■ SET PROBLEM ■
Where does the string "Must" appear? Copy every line of the entries below that holds it.

BEGIN

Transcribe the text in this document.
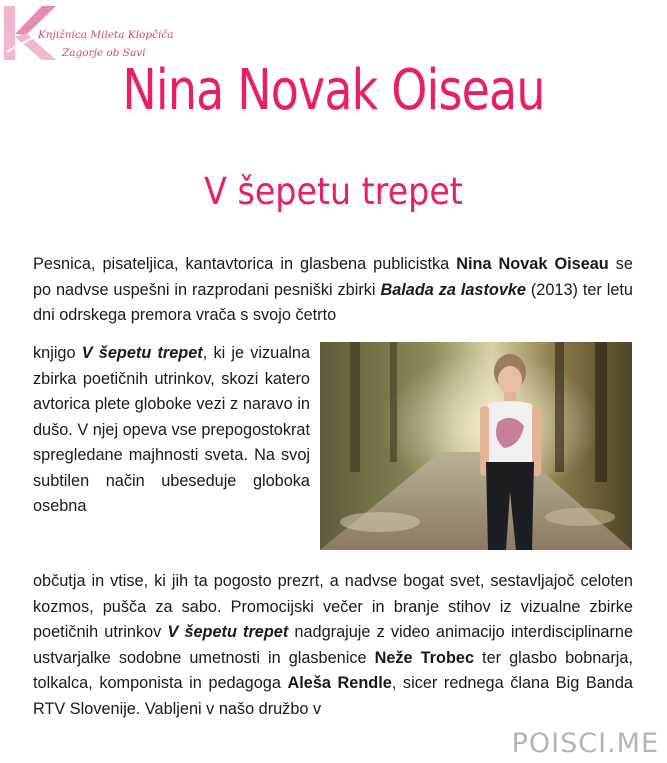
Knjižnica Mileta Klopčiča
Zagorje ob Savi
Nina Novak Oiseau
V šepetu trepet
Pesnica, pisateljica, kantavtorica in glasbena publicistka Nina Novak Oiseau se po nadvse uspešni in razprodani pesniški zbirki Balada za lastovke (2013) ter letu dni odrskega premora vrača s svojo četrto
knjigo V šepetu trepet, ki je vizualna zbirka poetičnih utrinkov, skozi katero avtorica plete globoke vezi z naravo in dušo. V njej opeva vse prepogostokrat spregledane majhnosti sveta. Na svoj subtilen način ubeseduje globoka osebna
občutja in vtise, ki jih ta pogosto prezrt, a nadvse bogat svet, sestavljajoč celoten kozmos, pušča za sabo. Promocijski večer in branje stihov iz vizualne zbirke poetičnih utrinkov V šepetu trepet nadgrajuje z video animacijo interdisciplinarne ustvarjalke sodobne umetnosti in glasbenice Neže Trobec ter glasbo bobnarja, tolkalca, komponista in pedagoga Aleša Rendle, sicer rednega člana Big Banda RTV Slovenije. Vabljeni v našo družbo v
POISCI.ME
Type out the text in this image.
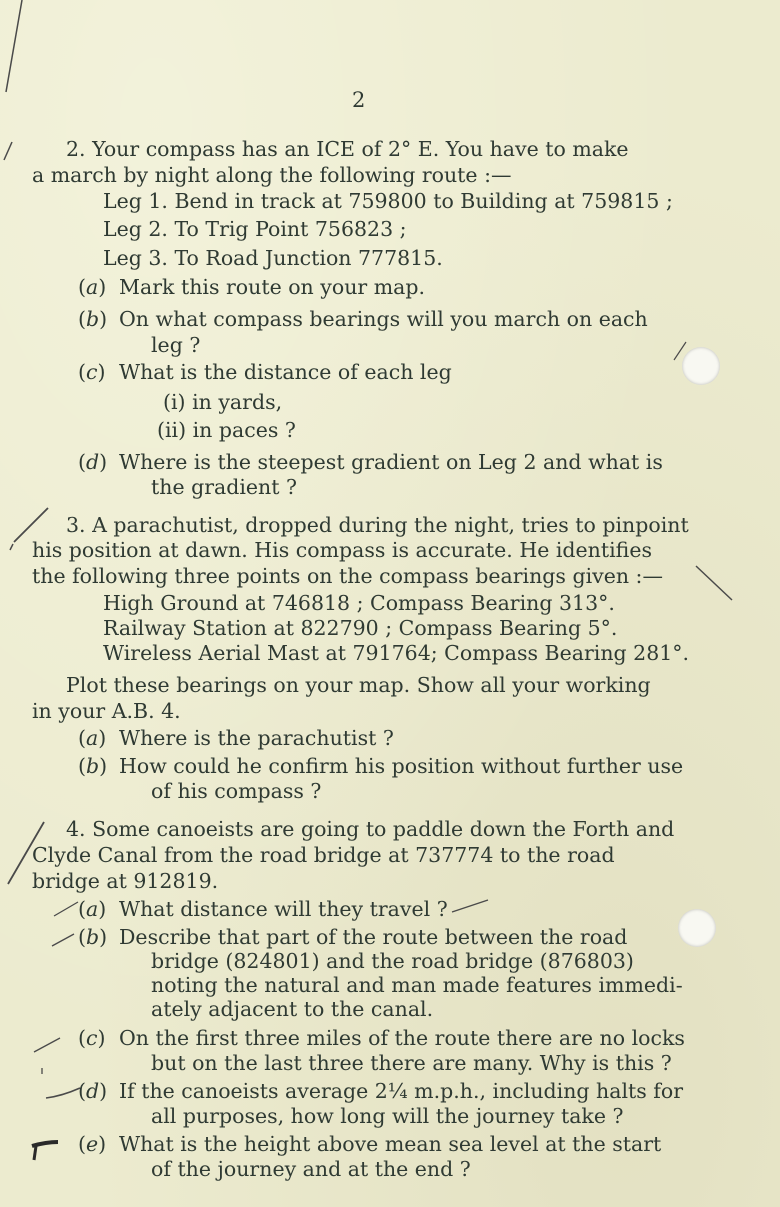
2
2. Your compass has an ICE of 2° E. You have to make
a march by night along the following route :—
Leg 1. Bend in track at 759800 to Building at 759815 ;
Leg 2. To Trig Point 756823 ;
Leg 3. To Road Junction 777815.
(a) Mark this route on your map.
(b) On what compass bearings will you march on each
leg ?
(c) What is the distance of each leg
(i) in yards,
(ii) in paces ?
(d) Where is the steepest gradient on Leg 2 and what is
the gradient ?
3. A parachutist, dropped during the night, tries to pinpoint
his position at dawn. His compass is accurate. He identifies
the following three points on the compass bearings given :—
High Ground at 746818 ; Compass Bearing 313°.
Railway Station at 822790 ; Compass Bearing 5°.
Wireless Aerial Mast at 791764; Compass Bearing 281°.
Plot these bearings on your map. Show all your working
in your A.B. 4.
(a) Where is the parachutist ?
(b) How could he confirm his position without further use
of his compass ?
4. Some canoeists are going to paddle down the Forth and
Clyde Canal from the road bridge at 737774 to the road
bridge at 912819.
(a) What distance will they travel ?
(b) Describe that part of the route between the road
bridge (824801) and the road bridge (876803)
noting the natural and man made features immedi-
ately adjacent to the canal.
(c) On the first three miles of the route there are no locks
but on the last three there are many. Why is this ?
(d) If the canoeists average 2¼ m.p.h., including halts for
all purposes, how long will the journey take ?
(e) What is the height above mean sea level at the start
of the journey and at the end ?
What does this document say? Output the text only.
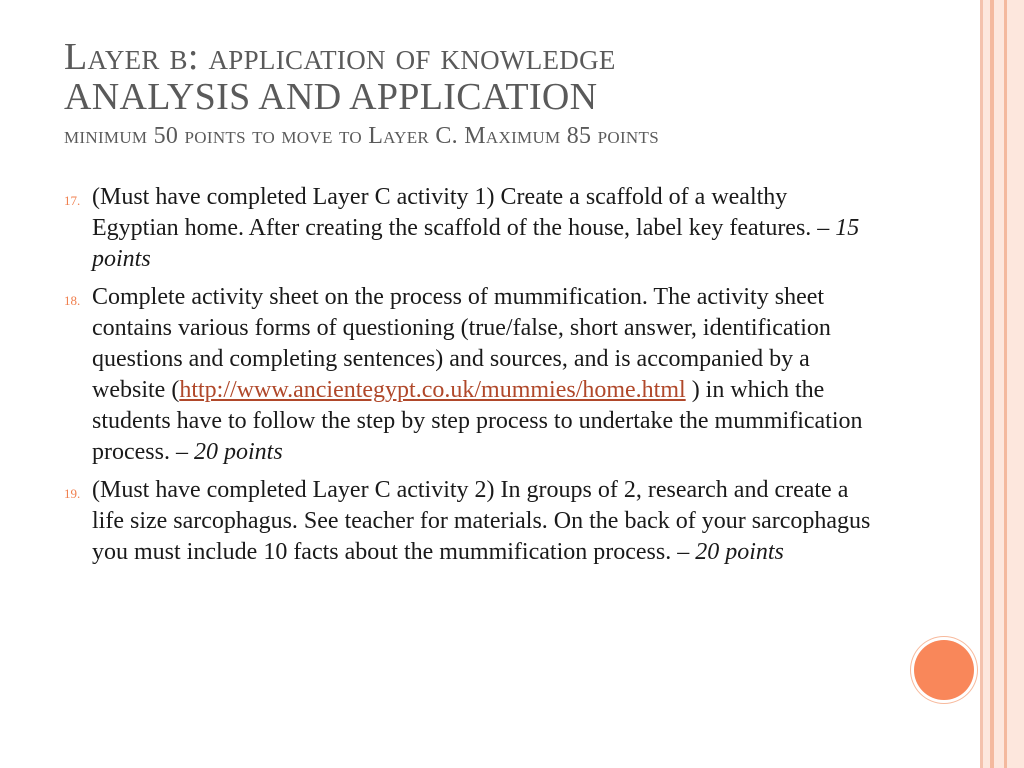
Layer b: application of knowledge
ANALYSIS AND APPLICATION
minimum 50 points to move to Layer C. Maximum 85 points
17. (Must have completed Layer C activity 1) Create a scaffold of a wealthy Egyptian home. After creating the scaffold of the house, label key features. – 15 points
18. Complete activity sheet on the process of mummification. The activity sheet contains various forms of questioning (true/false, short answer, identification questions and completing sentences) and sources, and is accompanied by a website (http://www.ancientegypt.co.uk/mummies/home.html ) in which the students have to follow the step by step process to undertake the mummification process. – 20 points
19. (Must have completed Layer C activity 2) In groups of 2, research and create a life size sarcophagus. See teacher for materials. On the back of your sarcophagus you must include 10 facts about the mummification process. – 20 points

END
BEGIN

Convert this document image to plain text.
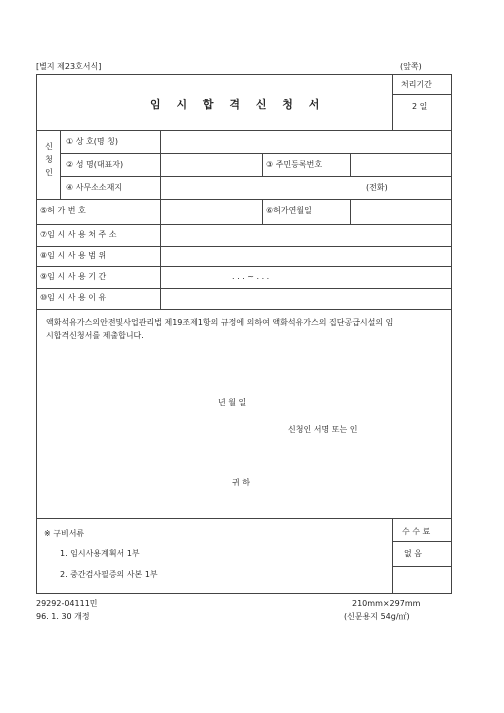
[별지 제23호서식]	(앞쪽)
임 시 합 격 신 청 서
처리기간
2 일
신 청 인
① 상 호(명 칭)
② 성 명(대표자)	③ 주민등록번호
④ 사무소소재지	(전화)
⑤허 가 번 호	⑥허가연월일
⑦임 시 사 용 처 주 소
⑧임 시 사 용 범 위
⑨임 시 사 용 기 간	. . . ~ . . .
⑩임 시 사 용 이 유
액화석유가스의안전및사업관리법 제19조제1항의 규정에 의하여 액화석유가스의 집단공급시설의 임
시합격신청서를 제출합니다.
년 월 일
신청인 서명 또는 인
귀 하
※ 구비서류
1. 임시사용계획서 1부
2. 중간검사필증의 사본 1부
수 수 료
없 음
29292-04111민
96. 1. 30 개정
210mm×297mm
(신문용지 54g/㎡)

END

■ EXERCISE RESPONSE ■
17. (Must have completed Layer C activity 1) Create a scaffold of a wealthy Egyptian home. After creating the scaffold of the house, label key features. – 15 points
19. (Must have completed Layer C activity 2) In groups of 2, research and create a life size sarcophagus. See teacher for materials. On the back of your sarcophagus you must include 10 facts about the mummification process. – 20 points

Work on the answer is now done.